_Entries provided_.
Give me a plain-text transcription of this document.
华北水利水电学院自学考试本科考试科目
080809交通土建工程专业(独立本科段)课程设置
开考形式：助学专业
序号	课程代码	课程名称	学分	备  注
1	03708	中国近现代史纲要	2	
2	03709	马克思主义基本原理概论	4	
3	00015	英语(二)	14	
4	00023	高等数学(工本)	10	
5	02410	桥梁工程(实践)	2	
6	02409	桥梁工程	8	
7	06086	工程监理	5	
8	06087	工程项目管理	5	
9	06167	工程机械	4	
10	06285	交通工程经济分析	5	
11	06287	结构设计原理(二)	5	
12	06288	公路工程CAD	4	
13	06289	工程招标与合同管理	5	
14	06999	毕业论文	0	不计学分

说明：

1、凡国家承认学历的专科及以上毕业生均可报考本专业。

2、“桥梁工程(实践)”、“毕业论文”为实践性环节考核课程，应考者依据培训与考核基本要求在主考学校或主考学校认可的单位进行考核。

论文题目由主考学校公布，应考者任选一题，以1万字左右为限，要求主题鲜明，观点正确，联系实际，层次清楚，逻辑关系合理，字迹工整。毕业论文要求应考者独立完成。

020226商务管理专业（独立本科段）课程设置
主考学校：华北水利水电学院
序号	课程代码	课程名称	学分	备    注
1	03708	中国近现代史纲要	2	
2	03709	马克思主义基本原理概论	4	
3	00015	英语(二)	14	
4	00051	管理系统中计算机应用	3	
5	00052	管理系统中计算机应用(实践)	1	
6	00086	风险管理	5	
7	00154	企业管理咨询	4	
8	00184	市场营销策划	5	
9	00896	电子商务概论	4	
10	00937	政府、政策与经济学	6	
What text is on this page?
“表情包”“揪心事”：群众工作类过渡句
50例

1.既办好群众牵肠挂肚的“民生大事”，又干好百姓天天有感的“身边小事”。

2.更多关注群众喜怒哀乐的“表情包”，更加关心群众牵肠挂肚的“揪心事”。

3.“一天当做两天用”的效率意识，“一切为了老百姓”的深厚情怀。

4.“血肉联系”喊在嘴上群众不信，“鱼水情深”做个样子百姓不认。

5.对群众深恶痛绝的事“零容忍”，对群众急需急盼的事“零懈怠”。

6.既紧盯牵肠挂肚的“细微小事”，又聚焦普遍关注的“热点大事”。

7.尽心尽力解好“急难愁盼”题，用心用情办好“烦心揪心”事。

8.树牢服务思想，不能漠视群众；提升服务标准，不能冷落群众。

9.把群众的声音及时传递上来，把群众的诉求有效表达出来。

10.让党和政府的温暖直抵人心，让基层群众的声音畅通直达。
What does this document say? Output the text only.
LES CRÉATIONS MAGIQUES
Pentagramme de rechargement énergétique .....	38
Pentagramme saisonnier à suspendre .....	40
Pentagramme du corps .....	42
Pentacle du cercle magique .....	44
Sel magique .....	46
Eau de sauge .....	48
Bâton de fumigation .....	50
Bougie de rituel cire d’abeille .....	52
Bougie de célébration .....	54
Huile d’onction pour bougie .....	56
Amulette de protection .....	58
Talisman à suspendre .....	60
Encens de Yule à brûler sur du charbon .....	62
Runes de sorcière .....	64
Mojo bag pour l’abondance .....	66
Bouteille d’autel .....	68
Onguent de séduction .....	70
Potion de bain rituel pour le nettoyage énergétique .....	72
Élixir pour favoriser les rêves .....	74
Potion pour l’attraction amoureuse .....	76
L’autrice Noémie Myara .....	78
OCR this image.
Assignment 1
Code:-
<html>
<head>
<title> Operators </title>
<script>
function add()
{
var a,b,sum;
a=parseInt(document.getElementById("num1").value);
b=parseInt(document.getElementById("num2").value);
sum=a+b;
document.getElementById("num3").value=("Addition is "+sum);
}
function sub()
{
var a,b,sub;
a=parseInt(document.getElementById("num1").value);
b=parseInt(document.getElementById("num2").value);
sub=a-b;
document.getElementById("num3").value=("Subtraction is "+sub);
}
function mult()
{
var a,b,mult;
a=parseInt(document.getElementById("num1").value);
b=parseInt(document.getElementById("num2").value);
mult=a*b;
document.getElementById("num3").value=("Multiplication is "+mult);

_Job_. Reproduce the entire listing word for word.

_Exercise response_.
Give me a plain-text transcription of this document.
华北水利水电学院自学考试本科考试科目
080809交通土建工程专业(独立本科段)课程设置
开考形式：助学专业
序号	课程代码	课程名称	学分	备  注
1	03708	中国近现代史纲要	2	
2	03709	马克思主义基本原理概论	4	
3	00015	英语(二)	14	
4	00023	高等数学(工本)	10	
5	02410	桥梁工程(实践)	2	
6	02409	桥梁工程	8	
7	06086	工程监理	5	
8	06087	工程项目管理	5	
9	06167	工程机械	4	
10	06285	交通工程经济分析	5	
11	06287	结构设计原理(二)	5	
12	06288	公路工程CAD	4	
13	06289	工程招标与合同管理	5	
14	06999	毕业论文	0	不计学分

说明：

1、凡国家承认学历的专科及以上毕业生均可报考本专业。

2、“桥梁工程(实践)”、“毕业论文”为实践性环节考核课程，应考者依据培训与考核基本要求在主考学校或主考学校认可的单位进行考核。

论文题目由主考学校公布，应考者任选一题，以1万字左右为限，要求主题鲜明，观点正确，联系实际，层次清楚，逻辑关系合理，字迹工整。毕业论文要求应考者独立完成。

020226商务管理专业（独立本科段）课程设置
主考学校：华北水利水电学院
序号	课程代码	课程名称	学分	备    注
1	03708	中国近现代史纲要	2	
2	03709	马克思主义基本原理概论	4	
3	00015	英语(二)	14	
4	00051	管理系统中计算机应用	3	
5	00052	管理系统中计算机应用(实践)	1	
6	00086	风险管理	5	
7	00154	企业管理咨询	4	
8	00184	市场营销策划	5	
9	00896	电子商务概论	4	
10	00937	政府、政策与经济学	6	
What text is on this page?
“表情包”“揪心事”：群众工作类过渡句
50例

1.既办好群众牵肠挂肚的“民生大事”，又干好百姓天天有感的“身边小事”。

2.更多关注群众喜怒哀乐的“表情包”，更加关心群众牵肠挂肚的“揪心事”。

3.“一天当做两天用”的效率意识，“一切为了老百姓”的深厚情怀。

4.“血肉联系”喊在嘴上群众不信，“鱼水情深”做个样子百姓不认。

5.对群众深恶痛绝的事“零容忍”，对群众急需急盼的事“零懈怠”。

6.既紧盯牵肠挂肚的“细微小事”，又聚焦普遍关注的“热点大事”。

7.尽心尽力解好“急难愁盼”题，用心用情办好“烦心揪心”事。

8.树牢服务思想，不能漠视群众；提升服务标准，不能冷落群众。

9.把群众的声音及时传递上来，把群众的诉求有效表达出来。

10.让党和政府的温暖直抵人心，让基层群众的声音畅通直达。
What does this document say? Output the text only.
LES CRÉATIONS MAGIQUES
Pentagramme de rechargement énergétique .....	38
Pentagramme saisonnier à suspendre .....	40
Pentagramme du corps .....	42
Pentacle du cercle magique .....	44
Sel magique .....	46
Eau de sauge .....	48
Bâton de fumigation .....	50
Bougie de rituel cire d’abeille .....	52
Bougie de célébration .....	54
Huile d’onction pour bougie .....	56
Amulette de protection .....	58
Talisman à suspendre .....	60
Encens de Yule à brûler sur du charbon .....	62
Runes de sorcière .....	64
Mojo bag pour l’abondance .....	66
Bouteille d’autel .....	68
Onguent de séduction .....	70
Potion de bain rituel pour le nettoyage énergétique .....	72
Élixir pour favoriser les rêves .....	74
Potion pour l’attraction amoureuse .....	76
L’autrice Noémie Myara .....	78
OCR this image.
Assignment 1
Code:-
<html>
<head>
<title> Operators </title>
<script>
function add()
{
var a,b,sum;
a=parseInt(document.getElementById("num1").value);
b=parseInt(document.getElementById("num2").value);
sum=a+b;
document.getElementById("num3").value=("Addition is "+sum);
}
function sub()
{
var a,b,sub;
a=parseInt(document.getElementById("num1").value);
b=parseInt(document.getElementById("num2").value);
sub=a-b;
document.getElementById("num3").value=("Subtraction is "+sub);
}
function mult()
{
var a,b,mult;
a=parseInt(document.getElementById("num1").value);
b=parseInt(document.getElementById("num2").value);
mult=a*b;
document.getElementById("num3").value=("Multiplication is "+mult);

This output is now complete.